__PROMPT__.
Wherever the string "Monday" occurs in a line of these records, report that line.

____________________

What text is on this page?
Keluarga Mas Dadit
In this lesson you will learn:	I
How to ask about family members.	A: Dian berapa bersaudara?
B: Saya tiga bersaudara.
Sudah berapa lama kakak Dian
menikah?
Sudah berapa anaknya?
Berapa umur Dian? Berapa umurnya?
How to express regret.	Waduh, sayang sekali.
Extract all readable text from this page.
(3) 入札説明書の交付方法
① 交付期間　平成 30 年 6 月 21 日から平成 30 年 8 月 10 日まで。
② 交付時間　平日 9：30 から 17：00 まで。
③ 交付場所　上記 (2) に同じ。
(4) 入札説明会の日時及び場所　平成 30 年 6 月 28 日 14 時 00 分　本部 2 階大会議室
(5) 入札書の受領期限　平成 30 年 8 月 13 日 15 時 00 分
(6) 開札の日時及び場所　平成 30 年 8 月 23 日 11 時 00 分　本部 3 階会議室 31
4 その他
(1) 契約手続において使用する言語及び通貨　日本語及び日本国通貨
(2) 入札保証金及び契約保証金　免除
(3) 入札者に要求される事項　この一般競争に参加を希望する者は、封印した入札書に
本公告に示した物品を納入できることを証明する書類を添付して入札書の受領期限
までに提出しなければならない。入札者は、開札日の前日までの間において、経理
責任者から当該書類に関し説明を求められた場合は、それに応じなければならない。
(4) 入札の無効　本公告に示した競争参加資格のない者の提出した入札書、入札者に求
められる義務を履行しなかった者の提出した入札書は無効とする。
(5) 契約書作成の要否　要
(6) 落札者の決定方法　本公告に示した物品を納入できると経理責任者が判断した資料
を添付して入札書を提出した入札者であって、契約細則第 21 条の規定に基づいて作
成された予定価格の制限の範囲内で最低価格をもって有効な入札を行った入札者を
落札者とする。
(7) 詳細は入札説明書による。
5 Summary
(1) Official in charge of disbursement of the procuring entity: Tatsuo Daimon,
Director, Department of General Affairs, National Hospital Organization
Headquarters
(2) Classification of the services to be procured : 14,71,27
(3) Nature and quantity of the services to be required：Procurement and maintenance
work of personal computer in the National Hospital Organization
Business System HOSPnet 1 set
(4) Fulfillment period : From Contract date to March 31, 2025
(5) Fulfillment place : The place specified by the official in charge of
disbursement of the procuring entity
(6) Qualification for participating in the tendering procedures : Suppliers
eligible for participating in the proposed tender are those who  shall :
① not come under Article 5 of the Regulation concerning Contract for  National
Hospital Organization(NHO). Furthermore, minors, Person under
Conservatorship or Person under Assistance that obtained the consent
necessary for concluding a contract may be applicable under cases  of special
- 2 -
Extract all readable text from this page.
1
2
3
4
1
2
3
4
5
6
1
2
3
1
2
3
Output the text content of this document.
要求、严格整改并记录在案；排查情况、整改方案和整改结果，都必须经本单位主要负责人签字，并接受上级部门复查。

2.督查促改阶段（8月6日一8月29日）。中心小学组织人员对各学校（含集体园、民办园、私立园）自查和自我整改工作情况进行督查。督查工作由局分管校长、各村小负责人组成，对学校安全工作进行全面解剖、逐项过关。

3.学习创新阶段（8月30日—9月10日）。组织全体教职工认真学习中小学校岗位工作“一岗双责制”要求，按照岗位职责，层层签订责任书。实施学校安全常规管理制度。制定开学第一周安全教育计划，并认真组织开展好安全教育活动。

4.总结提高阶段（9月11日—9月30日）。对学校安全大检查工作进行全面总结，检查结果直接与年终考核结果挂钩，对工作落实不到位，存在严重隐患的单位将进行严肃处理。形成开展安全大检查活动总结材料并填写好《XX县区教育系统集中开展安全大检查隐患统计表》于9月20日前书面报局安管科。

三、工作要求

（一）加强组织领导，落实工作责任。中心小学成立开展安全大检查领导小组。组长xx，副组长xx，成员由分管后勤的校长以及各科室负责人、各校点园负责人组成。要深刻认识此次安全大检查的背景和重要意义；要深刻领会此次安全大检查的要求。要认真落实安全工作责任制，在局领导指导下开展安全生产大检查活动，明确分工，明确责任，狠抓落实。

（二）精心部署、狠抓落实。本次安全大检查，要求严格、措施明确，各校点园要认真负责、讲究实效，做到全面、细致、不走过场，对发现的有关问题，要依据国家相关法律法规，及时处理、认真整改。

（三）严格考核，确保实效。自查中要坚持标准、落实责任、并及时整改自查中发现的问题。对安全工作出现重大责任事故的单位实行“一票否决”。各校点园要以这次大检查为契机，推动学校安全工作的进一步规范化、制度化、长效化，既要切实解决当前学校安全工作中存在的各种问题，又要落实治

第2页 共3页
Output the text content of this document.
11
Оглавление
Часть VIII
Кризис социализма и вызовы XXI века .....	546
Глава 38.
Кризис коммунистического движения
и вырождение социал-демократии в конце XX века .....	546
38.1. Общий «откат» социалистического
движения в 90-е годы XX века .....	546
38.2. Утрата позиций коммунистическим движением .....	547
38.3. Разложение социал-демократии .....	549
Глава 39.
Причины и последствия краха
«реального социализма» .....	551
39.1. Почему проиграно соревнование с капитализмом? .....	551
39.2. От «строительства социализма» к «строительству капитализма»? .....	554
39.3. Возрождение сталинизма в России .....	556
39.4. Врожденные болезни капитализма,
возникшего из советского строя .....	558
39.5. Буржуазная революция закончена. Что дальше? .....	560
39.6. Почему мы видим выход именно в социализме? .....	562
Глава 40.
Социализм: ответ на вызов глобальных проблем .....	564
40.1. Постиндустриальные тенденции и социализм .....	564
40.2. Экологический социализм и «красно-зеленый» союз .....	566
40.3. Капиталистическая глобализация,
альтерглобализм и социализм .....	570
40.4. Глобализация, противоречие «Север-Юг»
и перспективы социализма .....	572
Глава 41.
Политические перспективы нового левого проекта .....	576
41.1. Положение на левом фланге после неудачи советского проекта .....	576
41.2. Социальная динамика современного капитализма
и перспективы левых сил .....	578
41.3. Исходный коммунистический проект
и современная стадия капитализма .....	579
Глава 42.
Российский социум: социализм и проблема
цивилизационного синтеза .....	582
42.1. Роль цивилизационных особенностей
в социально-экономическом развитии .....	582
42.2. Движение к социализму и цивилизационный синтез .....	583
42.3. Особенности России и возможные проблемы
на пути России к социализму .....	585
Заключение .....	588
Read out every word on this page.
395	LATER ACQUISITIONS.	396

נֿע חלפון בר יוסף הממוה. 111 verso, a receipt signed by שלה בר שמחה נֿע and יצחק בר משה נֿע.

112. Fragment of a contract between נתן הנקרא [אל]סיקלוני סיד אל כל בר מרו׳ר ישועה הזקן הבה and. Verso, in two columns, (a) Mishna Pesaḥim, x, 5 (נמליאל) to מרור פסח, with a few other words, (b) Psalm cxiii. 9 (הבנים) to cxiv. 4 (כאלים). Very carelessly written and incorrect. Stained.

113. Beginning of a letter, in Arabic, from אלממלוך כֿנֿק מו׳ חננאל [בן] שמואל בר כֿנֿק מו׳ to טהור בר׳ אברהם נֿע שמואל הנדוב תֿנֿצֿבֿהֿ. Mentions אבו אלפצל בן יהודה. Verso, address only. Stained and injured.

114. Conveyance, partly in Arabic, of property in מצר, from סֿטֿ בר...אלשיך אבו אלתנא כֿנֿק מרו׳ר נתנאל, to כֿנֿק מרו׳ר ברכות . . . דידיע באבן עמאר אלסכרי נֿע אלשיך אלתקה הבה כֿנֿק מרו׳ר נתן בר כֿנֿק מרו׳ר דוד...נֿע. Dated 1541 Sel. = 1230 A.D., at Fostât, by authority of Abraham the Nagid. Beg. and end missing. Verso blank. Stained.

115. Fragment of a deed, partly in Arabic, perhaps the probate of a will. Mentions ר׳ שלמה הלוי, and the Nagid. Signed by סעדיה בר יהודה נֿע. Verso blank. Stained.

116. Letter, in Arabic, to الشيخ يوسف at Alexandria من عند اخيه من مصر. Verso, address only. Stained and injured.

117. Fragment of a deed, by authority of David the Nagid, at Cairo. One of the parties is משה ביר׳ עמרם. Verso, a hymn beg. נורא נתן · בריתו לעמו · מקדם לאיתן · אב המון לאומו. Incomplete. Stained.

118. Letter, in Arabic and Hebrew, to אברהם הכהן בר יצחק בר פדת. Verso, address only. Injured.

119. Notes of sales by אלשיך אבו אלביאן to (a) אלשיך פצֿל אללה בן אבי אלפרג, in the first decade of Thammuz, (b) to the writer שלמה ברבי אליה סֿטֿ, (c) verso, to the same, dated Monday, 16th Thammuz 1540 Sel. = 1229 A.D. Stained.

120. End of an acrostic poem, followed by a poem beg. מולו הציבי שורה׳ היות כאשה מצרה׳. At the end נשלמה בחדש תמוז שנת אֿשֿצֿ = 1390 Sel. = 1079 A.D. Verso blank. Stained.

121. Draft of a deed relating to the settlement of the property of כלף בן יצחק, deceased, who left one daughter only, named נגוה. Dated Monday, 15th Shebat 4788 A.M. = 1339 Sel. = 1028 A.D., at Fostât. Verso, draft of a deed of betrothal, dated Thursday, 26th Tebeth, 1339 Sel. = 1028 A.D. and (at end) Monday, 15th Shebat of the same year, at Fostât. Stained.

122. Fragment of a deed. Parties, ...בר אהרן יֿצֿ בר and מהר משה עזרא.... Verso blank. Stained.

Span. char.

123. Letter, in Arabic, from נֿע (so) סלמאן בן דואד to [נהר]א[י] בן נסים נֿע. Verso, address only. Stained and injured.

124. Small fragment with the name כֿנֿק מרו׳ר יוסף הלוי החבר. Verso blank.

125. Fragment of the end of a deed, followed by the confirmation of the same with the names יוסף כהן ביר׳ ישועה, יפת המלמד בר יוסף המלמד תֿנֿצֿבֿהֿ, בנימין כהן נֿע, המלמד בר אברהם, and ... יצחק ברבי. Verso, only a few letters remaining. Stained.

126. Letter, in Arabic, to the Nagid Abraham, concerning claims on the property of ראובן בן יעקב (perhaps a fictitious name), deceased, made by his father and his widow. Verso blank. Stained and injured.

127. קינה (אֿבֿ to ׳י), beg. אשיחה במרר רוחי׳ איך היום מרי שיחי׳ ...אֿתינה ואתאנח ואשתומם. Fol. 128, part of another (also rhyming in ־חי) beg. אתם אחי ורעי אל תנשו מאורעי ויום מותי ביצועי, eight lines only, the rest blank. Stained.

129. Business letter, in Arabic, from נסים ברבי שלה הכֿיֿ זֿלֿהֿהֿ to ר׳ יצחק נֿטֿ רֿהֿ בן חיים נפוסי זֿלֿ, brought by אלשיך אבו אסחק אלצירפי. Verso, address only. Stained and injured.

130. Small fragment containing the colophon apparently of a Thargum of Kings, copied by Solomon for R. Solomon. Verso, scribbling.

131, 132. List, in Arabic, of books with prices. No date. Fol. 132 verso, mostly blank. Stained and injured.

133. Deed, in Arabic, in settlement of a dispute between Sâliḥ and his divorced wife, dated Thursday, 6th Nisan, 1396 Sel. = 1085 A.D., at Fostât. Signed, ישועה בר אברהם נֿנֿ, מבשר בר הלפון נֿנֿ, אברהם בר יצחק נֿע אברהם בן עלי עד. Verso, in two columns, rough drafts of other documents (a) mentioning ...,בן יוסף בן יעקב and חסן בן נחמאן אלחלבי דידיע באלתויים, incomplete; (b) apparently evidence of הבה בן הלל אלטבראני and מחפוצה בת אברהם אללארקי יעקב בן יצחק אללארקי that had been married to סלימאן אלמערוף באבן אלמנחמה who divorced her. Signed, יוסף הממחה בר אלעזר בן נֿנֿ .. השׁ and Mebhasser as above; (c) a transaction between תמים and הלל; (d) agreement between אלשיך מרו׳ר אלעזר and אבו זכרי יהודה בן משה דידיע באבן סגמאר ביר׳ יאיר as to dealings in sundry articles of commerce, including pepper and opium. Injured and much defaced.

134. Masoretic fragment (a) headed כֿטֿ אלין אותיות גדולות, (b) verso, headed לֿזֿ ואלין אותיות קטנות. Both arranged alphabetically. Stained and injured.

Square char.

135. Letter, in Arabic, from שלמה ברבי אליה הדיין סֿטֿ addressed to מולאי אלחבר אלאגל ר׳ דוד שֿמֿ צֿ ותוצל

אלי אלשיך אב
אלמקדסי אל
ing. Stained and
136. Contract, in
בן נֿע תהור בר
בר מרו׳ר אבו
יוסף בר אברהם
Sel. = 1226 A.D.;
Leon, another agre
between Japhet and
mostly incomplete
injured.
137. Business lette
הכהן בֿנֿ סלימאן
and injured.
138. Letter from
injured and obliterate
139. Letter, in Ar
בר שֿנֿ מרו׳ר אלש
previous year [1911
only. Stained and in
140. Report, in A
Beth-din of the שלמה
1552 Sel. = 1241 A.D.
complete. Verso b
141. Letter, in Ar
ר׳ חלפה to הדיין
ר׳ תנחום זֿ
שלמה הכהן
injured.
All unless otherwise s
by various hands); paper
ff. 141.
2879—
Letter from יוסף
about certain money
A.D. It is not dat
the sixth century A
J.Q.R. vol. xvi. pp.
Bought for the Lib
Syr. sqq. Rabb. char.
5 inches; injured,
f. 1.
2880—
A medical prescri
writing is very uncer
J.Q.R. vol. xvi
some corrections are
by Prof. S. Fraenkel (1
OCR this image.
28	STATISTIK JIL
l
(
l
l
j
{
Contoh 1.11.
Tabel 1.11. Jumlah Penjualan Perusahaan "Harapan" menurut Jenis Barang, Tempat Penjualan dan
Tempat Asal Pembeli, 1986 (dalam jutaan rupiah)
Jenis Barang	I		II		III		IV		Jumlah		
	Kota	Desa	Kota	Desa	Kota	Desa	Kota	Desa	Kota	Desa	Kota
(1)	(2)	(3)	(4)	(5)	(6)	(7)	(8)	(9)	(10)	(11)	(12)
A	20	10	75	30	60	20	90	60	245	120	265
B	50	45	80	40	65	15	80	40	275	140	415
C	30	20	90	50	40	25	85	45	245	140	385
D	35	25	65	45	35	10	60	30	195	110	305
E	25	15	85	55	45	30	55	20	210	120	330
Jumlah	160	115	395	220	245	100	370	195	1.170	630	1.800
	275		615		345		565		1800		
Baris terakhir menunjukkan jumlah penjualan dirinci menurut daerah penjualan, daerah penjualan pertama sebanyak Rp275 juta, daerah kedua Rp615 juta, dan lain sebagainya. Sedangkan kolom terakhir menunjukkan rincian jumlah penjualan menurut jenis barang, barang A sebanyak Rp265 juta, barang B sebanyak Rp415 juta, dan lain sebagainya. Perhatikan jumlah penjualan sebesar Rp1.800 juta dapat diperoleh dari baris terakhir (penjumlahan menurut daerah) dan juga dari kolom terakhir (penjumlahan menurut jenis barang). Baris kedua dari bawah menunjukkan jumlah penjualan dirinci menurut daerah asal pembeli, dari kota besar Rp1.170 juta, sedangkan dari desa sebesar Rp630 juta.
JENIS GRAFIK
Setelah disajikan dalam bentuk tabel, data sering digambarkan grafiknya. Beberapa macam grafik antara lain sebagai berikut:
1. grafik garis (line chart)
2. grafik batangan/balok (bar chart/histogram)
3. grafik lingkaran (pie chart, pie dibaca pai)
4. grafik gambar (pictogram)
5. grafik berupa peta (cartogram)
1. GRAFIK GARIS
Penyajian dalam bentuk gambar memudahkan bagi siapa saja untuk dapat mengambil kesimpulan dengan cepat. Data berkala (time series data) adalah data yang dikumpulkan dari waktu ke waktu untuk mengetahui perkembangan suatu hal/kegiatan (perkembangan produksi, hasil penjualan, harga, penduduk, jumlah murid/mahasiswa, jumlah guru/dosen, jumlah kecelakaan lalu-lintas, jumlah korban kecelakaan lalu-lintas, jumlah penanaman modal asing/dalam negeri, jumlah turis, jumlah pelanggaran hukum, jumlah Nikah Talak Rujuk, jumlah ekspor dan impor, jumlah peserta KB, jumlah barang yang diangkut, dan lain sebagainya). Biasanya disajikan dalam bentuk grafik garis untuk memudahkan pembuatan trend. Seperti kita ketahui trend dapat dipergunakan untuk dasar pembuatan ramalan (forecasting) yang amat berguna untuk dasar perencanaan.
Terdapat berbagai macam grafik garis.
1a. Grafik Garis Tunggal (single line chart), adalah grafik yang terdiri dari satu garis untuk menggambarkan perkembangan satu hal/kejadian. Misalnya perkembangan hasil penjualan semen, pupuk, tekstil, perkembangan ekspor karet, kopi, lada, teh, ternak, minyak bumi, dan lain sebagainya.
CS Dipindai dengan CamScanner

____________________

__WRITTEN RESPONSE__.
119. Notes of sales by אלשיך אבו אלביאן to (a) אלשיך פצֿל אללה בן אבי אלפרג, in the first decade of Thammuz, (b) to the writer שלמה ברבי אליה סֿטֿ, (c) verso, to the same, dated Monday, 16th Thammuz 1540 Sel. = 1229 A.D. Stained.
121. Draft of a deed relating to the settlement of the property of כלף בן יצחק, deceased, who left one daughter only, named נגוה. Dated Monday, 15th Shebat 4788 A.M. = 1339 Sel. = 1028 A.D., at Fostât. Verso, draft of a deed of betrothal, dated Thursday, 26th Tebeth, 1339 Sel. = 1028 A.D. and (at end) Monday, 15th Shebat of the same year, at Fostât. Stained.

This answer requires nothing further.